AIM OF THE TASK: Copy the items from the line with "job-entry (93, 516, 1109, 804)" to the line with "achievement-text: Participei de 760" without any changes.
_ _ _ _ _ _ _
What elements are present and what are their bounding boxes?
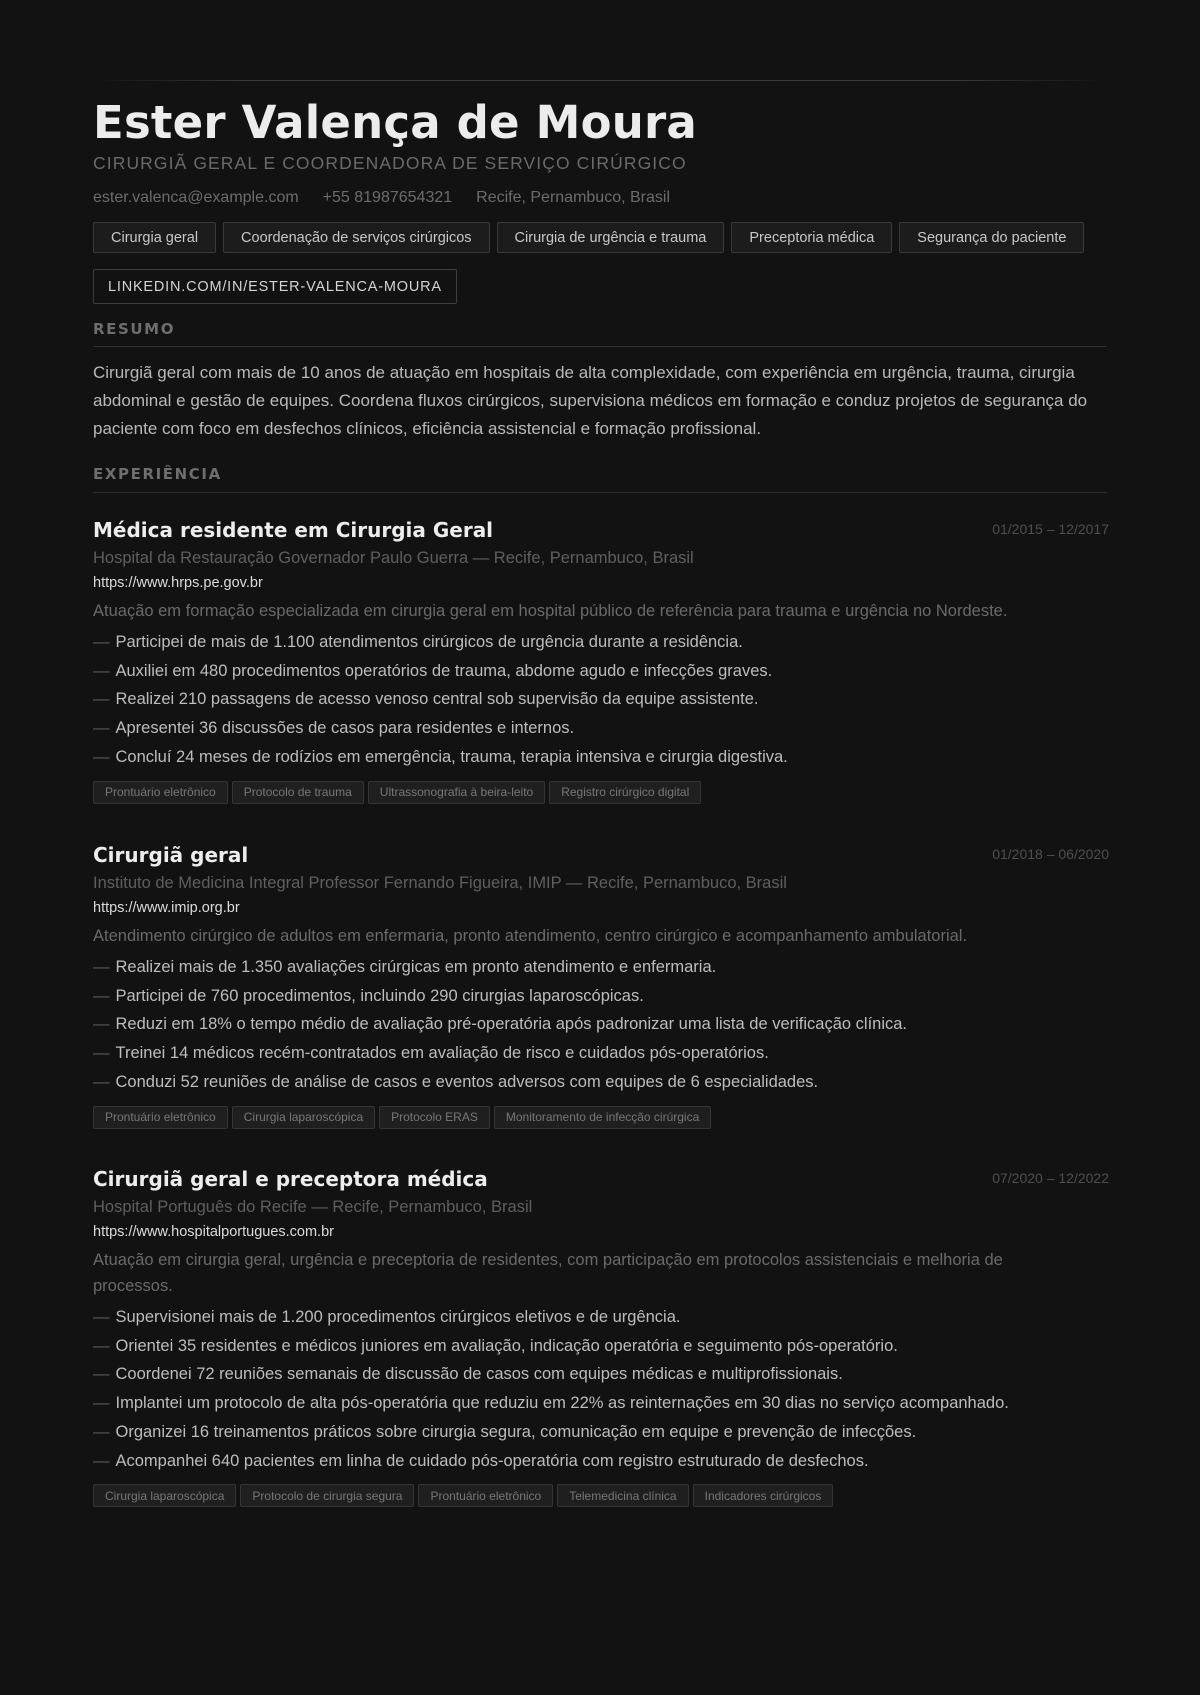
job-entry (93, 516, 1109, 804)
job-achievements (93, 1303, 1109, 1475)
achievement-item (93, 1010, 1109, 1039)
job-entry (93, 841, 1109, 1129)
tool-tag: Cirurgia laparoscópica (93, 1484, 236, 1507)
job-organization: Hospital Português do Recife — Recife, Pernambuco, Brasil (93, 1198, 533, 1216)
achievement-item (93, 743, 1109, 772)
achievement-text: Realizei 210 passagens de acesso venoso central sob supervisão da equipe assistente. (115, 690, 759, 709)
job-description: Atuação em cirurgia geral, urgência e preceptoria de residentes, com participação em protocolos assistenciais e melhoria de processos. (93, 1251, 1003, 1295)
skill-tag: Cirurgia de urgência e trauma (497, 222, 725, 253)
contact-phone[interactable]: +55 81987654321 (322, 189, 453, 206)
job-url[interactable]: https://www.imip.org.br (93, 900, 240, 916)
achievement-item (93, 657, 1109, 686)
job-description: Atuação em formação especializada em cirurgia geral em hospital público de referência para trauma e urgência no Nordeste. (93, 602, 1008, 620)
dash-icon: — (93, 1422, 110, 1441)
achievement-text: Supervisionei mais de 1.200 procedimentos cirúrgicos eletivos e de urgência. (115, 1308, 681, 1326)
achievement-item (93, 1303, 1109, 1332)
achievement-item (93, 1068, 1109, 1097)
tool-tag: Prontuário eletrônico (93, 1106, 228, 1129)
summary-heading: RESUMO (93, 320, 176, 338)
dash-icon: — (93, 986, 110, 1005)
achievement-text: Reduzi em 18% o tempo médio de avaliação pré-operatória após padronizar uma lista de verificação clínica. (115, 1015, 908, 1034)
achievement-text: Participei de 760 procedimentos, incluindo 290 cirurgias laparoscópicas. (115, 986, 644, 1005)
achievement-text: Auxiliei em 480 procedimentos operatórios de trauma, abdome agudo e infecções graves. (115, 661, 773, 680)
dash-icon: — (93, 1336, 110, 1355)
achievement-text: Treinei 14 médicos recém-contratados em avaliação de risco e cuidados pós-operatórios. (115, 1044, 769, 1063)
skills-list (93, 222, 1084, 253)
top-divider (93, 80, 1107, 81)
dash-icon: — (93, 1451, 110, 1470)
achievement-text: Orientei 35 residentes e médicos juniores em avaliação, indicação operatória e seguimento pós-operatório. (115, 1336, 898, 1355)
contact-location: Recife, Pernambuco, Brasil (476, 189, 670, 206)
linkedin-link[interactable]: LINKEDIN.COM/IN/ESTER-VALENCA-MOURA (93, 269, 457, 304)
dash-icon: — (93, 1308, 110, 1326)
summary-divider (93, 346, 1107, 347)
achievement-item (93, 685, 1109, 714)
job-description: Atendimento cirúrgico de adultos em enfermaria, pronto atendimento, centro cirúrgico e acompanhamento ambulatorial. (93, 927, 968, 945)
job-tools (93, 781, 1109, 804)
achievement-item (93, 1039, 1109, 1068)
job-tools (93, 1106, 1109, 1129)
tool-tag: Cirurgia laparoscópica (232, 1106, 375, 1129)
achievement-item (93, 982, 1109, 1011)
achievement-text: Concluí 24 meses de rodízios em emergência, trauma, terapia intensiva e cirurgia digestiva. (115, 747, 788, 766)
achievement-text: Coordenei 72 reuniões semanais de discussão de casos com equipes médicas e multiprofissionais. (115, 1365, 843, 1384)
dash-icon: — (93, 1365, 110, 1384)
dash-icon: — (93, 661, 110, 680)
achievement-text: Participei de mais de 1.100 atendimentos cirúrgicos de urgência durante a residência. (115, 633, 743, 651)
achievement-item (93, 714, 1109, 743)
achievement-item (93, 1418, 1109, 1447)
job-dates: 01/2018 – 06/2020 (992, 846, 1109, 862)
tool-tag: Protocolo de trauma (232, 781, 364, 804)
tool-tag: Registro cirúrgico digital (549, 781, 701, 804)
achievement-item (93, 1360, 1109, 1389)
achievement-item (93, 628, 1109, 657)
achievement-item (93, 953, 1109, 982)
achievement-item (93, 1447, 1109, 1476)
tool-tag: Prontuário eletrônico (418, 1484, 553, 1507)
skill-tag: Preceptoria médica (731, 222, 892, 253)
job-achievements (93, 953, 1109, 1097)
achievement-text: Implantei um protocolo de alta pós-operatória que reduziu em 22% as reinternações em 30 dias no serviço acompanhado. (115, 1394, 1009, 1413)
tool-tag: Protocolo ERAS (379, 1106, 490, 1129)
tool-tag: Indicadores cirúrgicos (693, 1484, 834, 1507)
tool-tag: Prontuário eletrônico (93, 781, 228, 804)
achievement-text: Realizei mais de 1.350 avaliações cirúrgicas em pronto atendimento e enfermaria. (115, 958, 717, 976)
achievement-text: Apresentei 36 discussões de casos para residentes e internos. (115, 719, 575, 738)
achievement-text: Organizei 16 treinamentos práticos sobre cirurgia segura, comunicação em equipe e prevenção de infecções. (115, 1422, 917, 1441)
job-url[interactable]: https://www.hrps.pe.gov.br (93, 575, 263, 591)
skill-tag: Coordenação de serviços cirúrgicos (223, 222, 490, 253)
achievement-text: Conduzi 52 reuniões de análise de casos e eventos adversos com equipes de 6 especialidades. (115, 1072, 819, 1091)
achievement-item (93, 1332, 1109, 1361)
job-dates: 07/2020 – 12/2022 (992, 1170, 1109, 1186)
dash-icon: — (93, 690, 110, 709)
job-title: Médica residente em Cirurgia Geral (93, 518, 494, 542)
tool-tag: Protocolo de cirurgia segura (240, 1484, 414, 1507)
skill-tag: Cirurgia geral (93, 222, 216, 253)
job-achievements (93, 628, 1109, 772)
dash-icon: — (93, 747, 110, 766)
job-title: Cirurgiã geral e preceptora médica (93, 1167, 488, 1191)
job-organization: Instituto de Medicina Integral Professor Fernando Figueira, IMIP — Recife, Pernambuco, Brasil (93, 874, 787, 892)
tool-tag: Monitoramento de infecção cirúrgica (494, 1106, 711, 1129)
experience-divider (93, 492, 1107, 493)
candidate-role: CIRURGIÃ GERAL E COORDENADORA DE SERVIÇO CIRÚRGICO (93, 153, 687, 173)
skill-tag: Segurança do paciente (899, 222, 1084, 253)
dash-icon: — (93, 1394, 110, 1413)
summary-text: Cirurgiã geral com mais de 10 anos de atuação em hospitais de alta complexidade, com experiência em urgência, trauma, cirurgia abdominal e gestão de equipes. Coordena fluxos cirúrgicos, supervisiona médicos em formação e conduz projetos de segurança do paciente com foco em desfechos clínicos, eficiência assistencial e formação profissional. (93, 363, 1088, 438)
dash-icon: — (93, 1072, 110, 1091)
tool-tag: Telemedicina clínica (557, 1484, 688, 1507)
job-tools (93, 1484, 1109, 1507)
job-organization: Hospital da Restauração Governador Paulo Guerra — Recife, Pernambuco, Brasil (93, 549, 694, 567)
dash-icon: — (93, 633, 110, 651)
achievement-text: Acompanhei 640 pacientes em linha de cuidado pós-operatória com registro estruturado de desfechos. (115, 1451, 869, 1470)
job-dates: 01/2015 – 12/2017 (992, 521, 1109, 537)
candidate-name: Ester Valença de Moura (93, 96, 697, 149)
dash-icon: — (93, 719, 110, 738)
job-entry (93, 1165, 1109, 1507)
dash-icon: — (93, 958, 110, 976)
tool-tag: Ultrassonografia à beira-leito (368, 781, 545, 804)
contact-email[interactable]: ester.valenca@example.com (93, 189, 299, 206)
experience-heading: EXPERIÊNCIA (93, 465, 222, 483)
contact-info (93, 189, 670, 207)
dash-icon: — (93, 1044, 110, 1063)
job-url[interactable]: https://www.hospitalportugues.com.br (93, 1224, 334, 1240)
achievement-item (93, 1389, 1109, 1418)
dash-icon: — (93, 1015, 110, 1034)
job-title: Cirurgiã geral (93, 843, 249, 867)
_ _ _ _ _ _ _
FINISHED ANSWER:
job-entry (93, 516, 1109, 804)
job-achievements (93, 1303, 1109, 1475)
achievement-item (93, 1010, 1109, 1039)
job-entry (93, 841, 1109, 1129)
tool-tag: Cirurgia laparoscópica (93, 1484, 236, 1507)
job-organization: Hospital Português do Recife — Recife, Pernambuco, Brasil (93, 1198, 533, 1216)
achievement-item (93, 743, 1109, 772)
achievement-text: Realizei 210 passagens de acesso venoso central sob supervisão da equipe assistente. (115, 690, 759, 709)
job-description: Atuação em cirurgia geral, urgência e preceptoria de residentes, com participação em protocolos assistenciais e melhoria de processos. (93, 1251, 1003, 1295)
skill-tag: Cirurgia de urgência e trauma (497, 222, 725, 253)
contact-phone[interactable]: +55 81987654321 (322, 189, 453, 206)
job-url[interactable]: https://www.imip.org.br (93, 900, 240, 916)
achievement-item (93, 657, 1109, 686)
job-description: Atuação em formação especializada em cirurgia geral em hospital público de referência para trauma e urgência no Nordeste. (93, 602, 1008, 620)
dash-icon: — (93, 1422, 110, 1441)
achievement-text: Supervisionei mais de 1.200 procedimentos cirúrgicos eletivos e de urgência. (115, 1308, 681, 1326)
achievement-item (93, 1303, 1109, 1332)
achievement-item (93, 1068, 1109, 1097)
tool-tag: Prontuário eletrônico (93, 1106, 228, 1129)
summary-heading: RESUMO (93, 320, 176, 338)
dash-icon: — (93, 986, 110, 1005)
achievement-text: Reduzi em 18% o tempo médio de avaliação pré-operatória após padronizar uma lista de verificação clínica. (115, 1015, 908, 1034)
achievement-text: Participei de 760 procedimentos, incluindo 290 cirurgias laparoscópicas. (115, 986, 644, 1005)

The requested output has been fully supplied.